Work instructions: Review the material line by line. Identify and copy every line that contains the string "grid".

The data:
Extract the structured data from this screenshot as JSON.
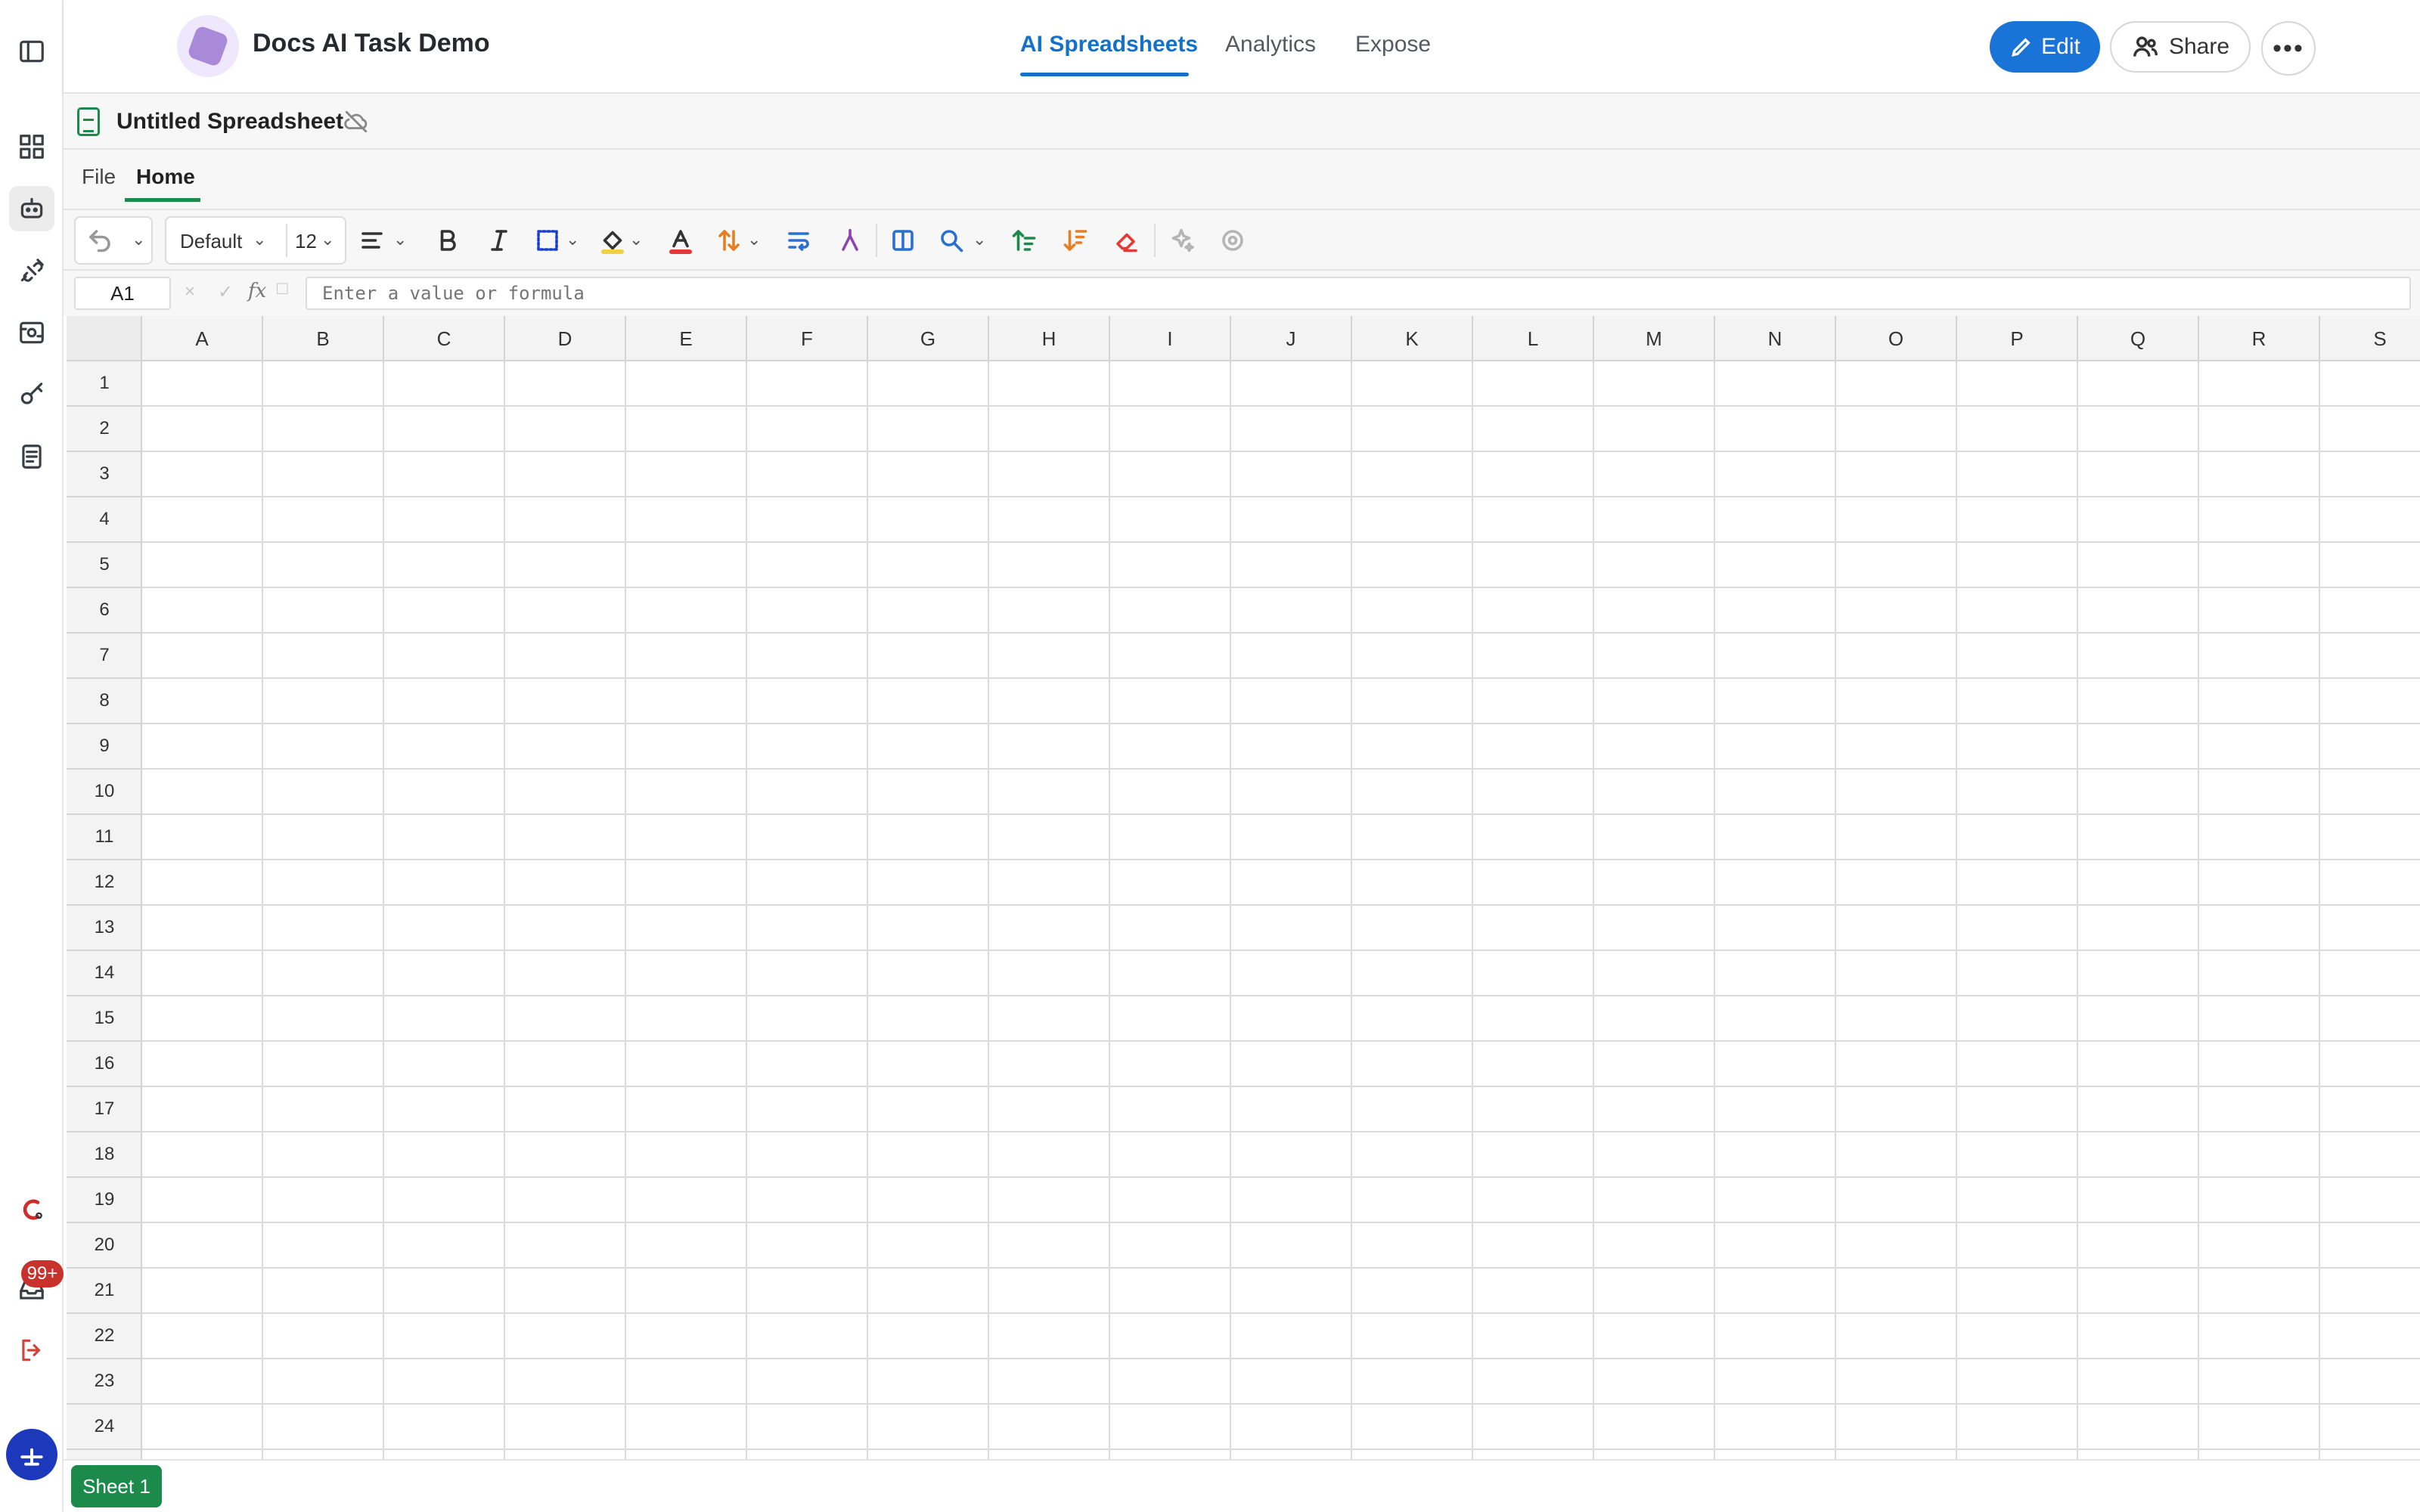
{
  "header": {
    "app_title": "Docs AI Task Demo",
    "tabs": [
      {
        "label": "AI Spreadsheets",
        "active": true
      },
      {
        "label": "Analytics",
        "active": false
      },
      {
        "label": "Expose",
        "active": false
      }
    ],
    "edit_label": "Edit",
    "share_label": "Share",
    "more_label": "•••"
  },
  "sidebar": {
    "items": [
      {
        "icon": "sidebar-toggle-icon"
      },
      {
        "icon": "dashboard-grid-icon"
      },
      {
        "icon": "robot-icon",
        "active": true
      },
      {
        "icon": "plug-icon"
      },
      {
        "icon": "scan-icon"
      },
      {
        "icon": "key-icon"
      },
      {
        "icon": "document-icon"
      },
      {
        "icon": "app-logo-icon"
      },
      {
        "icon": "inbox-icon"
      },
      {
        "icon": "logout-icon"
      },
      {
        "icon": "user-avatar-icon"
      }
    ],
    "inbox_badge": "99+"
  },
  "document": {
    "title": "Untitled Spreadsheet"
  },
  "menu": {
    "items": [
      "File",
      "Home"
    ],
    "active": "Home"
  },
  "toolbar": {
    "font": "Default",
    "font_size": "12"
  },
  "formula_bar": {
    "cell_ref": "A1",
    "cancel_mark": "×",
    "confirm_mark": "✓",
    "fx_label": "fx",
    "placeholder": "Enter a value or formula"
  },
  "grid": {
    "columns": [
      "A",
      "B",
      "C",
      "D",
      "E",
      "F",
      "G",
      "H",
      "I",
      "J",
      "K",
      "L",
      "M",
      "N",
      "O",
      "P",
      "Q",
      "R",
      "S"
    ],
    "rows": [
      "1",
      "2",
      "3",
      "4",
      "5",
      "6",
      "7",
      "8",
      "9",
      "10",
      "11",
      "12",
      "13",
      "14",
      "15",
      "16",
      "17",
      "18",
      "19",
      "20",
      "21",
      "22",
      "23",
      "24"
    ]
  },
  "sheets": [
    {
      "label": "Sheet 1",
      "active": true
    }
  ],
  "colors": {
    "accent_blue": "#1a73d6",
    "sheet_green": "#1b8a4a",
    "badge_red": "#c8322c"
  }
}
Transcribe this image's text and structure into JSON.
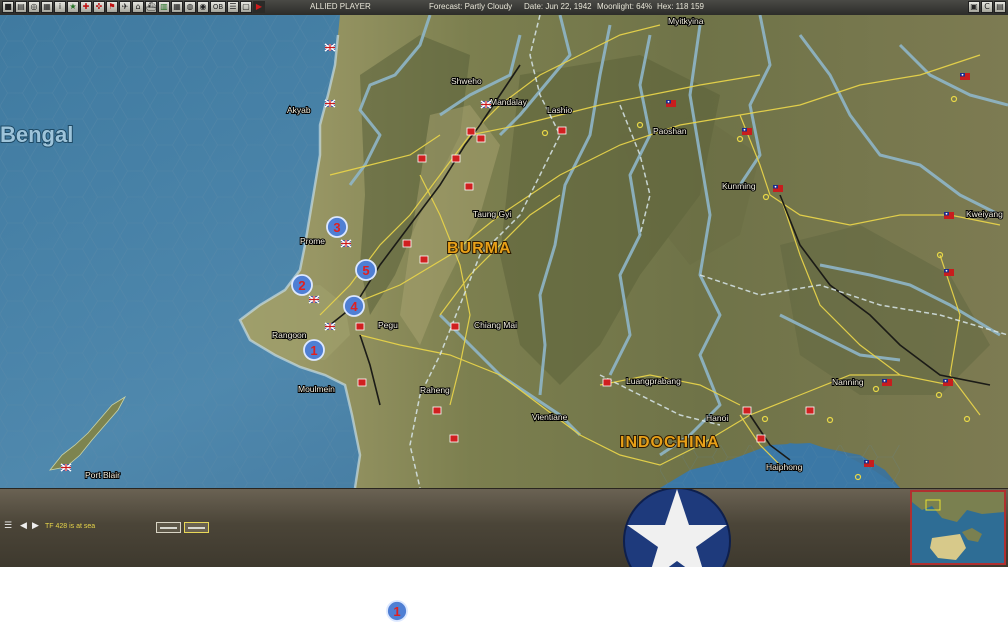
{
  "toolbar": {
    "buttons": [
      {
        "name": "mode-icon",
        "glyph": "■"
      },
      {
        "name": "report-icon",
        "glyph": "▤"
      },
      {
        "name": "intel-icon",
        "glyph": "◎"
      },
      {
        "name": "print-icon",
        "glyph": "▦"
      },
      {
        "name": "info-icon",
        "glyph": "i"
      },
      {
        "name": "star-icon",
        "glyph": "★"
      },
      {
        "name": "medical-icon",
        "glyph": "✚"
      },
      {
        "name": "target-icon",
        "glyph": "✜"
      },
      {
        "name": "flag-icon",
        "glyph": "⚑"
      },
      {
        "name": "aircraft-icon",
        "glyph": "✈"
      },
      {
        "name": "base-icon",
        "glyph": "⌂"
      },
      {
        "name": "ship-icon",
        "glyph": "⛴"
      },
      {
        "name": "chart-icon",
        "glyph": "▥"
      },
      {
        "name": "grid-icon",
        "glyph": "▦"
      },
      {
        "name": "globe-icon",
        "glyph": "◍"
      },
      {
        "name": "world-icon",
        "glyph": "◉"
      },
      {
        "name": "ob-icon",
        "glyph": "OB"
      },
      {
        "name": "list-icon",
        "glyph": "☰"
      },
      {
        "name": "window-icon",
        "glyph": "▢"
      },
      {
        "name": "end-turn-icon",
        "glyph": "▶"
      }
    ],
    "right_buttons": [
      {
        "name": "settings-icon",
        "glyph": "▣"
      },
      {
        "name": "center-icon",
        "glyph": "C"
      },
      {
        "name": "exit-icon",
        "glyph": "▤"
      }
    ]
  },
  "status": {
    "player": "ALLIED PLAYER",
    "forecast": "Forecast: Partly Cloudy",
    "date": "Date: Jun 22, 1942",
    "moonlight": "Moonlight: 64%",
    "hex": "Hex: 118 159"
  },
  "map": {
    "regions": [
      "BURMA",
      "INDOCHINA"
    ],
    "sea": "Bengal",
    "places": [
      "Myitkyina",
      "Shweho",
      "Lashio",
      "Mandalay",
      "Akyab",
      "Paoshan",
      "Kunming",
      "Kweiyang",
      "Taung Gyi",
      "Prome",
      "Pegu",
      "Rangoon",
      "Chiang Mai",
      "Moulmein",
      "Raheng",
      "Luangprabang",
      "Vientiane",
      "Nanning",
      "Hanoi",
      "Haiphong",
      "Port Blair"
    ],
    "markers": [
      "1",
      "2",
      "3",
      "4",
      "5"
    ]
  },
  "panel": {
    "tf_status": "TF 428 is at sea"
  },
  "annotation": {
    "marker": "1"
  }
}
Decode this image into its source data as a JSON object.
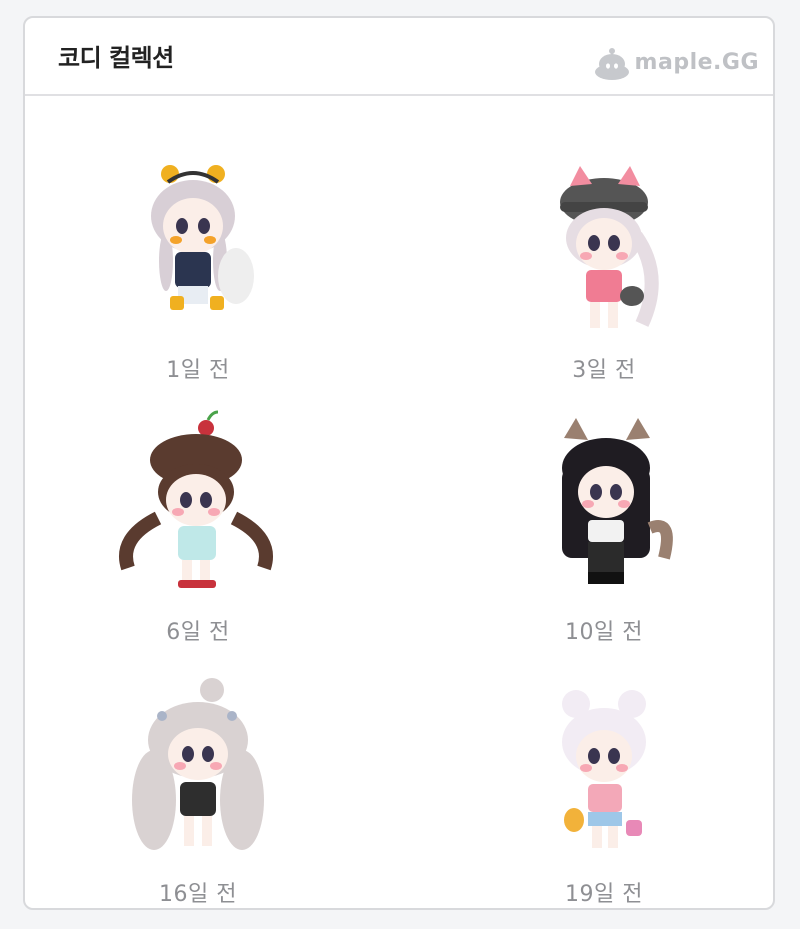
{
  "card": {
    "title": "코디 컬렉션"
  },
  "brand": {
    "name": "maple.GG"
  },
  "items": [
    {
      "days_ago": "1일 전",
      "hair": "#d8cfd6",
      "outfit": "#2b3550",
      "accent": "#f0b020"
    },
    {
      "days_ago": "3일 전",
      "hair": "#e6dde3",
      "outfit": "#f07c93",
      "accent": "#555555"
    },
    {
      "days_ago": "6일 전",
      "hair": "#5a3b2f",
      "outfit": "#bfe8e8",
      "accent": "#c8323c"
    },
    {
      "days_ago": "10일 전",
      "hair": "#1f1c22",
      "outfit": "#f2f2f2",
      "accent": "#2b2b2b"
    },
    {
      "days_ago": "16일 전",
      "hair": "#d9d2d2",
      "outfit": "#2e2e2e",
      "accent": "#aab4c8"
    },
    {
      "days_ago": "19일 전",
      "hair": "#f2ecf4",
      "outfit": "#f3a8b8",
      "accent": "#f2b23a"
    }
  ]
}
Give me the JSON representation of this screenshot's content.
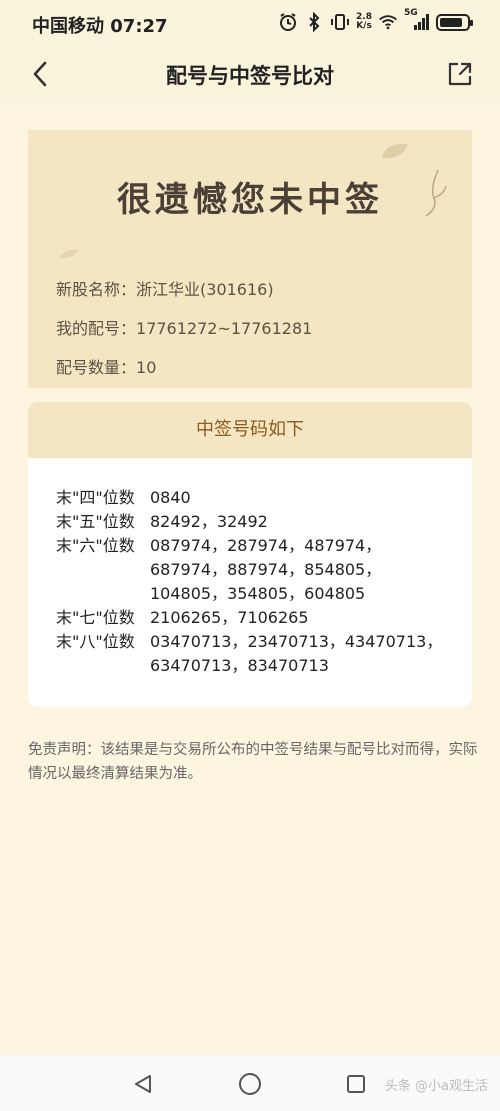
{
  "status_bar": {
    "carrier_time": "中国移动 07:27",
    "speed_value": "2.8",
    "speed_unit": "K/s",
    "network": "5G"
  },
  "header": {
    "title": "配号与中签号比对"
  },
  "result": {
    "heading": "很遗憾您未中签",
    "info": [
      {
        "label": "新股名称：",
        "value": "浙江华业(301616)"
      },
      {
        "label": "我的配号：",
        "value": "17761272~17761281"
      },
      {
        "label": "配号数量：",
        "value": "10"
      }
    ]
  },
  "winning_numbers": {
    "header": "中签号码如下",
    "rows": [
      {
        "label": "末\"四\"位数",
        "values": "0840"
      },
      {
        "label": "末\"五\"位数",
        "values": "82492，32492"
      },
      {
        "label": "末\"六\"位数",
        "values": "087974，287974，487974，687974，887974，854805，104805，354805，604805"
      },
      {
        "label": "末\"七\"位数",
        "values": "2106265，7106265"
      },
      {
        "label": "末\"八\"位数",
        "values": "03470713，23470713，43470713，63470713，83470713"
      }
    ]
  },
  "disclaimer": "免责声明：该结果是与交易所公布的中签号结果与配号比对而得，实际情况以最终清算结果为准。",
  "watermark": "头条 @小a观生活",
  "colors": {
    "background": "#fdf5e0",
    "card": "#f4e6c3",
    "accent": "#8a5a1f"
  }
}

Task result:
        "icon": "dashboard-grid-icon"
  "grid": {
        "name": "grid-icon",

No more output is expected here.